:: THE TASK ::
Count lines holding the word "from". Only the number is wanted.

:: GIVEN RECORDS ::
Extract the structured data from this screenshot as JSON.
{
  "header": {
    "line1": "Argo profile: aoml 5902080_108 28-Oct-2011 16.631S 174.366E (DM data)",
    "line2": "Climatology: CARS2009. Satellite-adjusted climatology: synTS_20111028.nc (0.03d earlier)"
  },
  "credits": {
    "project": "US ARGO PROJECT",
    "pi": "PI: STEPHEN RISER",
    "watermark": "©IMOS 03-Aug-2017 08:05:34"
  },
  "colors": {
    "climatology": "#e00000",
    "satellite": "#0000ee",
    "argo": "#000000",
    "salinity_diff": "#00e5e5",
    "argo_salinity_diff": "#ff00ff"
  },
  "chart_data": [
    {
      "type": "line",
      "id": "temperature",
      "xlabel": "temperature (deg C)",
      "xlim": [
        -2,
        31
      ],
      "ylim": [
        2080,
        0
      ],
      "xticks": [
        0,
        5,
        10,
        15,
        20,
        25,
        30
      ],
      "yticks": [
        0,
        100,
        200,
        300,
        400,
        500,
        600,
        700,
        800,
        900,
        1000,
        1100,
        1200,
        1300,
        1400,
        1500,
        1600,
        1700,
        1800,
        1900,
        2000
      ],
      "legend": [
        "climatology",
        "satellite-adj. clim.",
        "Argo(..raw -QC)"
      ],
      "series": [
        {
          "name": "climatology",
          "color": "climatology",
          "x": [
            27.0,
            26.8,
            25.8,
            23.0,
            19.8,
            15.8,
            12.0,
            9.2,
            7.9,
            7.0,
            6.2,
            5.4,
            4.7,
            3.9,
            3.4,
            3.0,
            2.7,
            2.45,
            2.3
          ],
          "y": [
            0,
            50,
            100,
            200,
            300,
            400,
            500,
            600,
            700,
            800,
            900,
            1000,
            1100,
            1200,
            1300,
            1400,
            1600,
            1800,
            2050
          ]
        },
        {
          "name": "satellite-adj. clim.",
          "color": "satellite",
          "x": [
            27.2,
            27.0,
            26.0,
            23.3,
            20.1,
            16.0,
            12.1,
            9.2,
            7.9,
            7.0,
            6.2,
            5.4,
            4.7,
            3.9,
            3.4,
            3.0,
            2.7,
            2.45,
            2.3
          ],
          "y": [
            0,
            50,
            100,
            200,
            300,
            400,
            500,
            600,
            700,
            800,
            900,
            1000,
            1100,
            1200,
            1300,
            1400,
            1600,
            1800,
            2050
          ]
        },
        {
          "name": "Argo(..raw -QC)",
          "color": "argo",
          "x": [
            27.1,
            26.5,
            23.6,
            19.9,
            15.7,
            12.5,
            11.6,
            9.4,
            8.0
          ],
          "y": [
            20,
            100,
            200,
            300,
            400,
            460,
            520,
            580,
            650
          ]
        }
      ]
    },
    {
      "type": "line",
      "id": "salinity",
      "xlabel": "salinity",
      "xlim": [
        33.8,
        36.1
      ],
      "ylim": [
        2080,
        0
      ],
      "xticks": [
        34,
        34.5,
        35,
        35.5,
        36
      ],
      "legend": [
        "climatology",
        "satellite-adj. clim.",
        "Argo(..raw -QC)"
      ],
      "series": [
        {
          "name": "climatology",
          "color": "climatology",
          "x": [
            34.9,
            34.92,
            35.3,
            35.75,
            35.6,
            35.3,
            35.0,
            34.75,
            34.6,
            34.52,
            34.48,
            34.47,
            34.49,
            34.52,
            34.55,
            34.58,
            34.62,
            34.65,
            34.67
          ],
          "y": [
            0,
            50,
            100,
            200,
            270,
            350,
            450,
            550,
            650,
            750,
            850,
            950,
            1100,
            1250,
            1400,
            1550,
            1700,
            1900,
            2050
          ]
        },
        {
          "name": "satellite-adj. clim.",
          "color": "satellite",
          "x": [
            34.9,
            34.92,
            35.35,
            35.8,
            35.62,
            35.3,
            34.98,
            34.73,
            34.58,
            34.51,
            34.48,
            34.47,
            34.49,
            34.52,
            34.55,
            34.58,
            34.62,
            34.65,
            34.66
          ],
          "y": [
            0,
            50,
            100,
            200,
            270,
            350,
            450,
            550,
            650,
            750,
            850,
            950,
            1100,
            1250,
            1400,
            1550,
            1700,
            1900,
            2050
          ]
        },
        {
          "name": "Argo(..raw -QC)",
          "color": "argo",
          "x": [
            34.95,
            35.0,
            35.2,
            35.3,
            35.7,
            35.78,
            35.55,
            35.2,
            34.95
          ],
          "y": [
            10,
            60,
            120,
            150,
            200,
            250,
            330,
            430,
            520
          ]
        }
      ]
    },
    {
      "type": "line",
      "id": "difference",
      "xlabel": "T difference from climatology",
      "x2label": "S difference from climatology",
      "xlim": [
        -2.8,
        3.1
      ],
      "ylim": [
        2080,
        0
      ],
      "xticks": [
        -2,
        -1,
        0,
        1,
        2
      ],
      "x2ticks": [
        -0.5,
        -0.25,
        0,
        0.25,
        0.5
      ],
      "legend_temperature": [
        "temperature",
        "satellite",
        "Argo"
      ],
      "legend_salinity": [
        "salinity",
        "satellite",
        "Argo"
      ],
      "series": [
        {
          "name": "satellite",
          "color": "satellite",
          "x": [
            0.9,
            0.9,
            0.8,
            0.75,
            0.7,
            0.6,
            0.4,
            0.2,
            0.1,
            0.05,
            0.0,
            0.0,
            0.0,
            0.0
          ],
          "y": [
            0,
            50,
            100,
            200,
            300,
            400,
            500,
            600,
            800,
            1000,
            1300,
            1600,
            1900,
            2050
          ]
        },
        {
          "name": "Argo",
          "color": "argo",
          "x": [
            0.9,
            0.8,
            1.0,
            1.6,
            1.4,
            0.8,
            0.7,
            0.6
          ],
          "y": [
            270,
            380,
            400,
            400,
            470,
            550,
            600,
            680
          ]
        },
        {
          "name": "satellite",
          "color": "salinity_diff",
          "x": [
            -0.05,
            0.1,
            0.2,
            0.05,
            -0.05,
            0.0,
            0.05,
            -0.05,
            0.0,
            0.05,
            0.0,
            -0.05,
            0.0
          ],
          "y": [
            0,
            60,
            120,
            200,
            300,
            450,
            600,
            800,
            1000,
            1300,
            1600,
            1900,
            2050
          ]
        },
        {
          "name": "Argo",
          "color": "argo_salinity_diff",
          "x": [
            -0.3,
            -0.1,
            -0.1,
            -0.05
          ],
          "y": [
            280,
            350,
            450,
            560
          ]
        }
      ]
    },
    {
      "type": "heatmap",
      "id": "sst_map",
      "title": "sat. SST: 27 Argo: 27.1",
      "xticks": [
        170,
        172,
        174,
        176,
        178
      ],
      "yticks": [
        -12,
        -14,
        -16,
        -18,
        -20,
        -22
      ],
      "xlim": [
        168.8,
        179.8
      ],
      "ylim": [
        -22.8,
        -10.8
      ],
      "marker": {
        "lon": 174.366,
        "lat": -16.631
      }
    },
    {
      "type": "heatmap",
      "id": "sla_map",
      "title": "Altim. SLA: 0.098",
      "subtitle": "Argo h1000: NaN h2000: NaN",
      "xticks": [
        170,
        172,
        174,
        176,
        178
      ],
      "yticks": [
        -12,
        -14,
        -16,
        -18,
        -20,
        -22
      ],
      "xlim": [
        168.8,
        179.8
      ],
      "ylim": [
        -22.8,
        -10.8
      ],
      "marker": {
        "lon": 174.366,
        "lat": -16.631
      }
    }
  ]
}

:: SOLUTION TO THE EXERCISE ::
3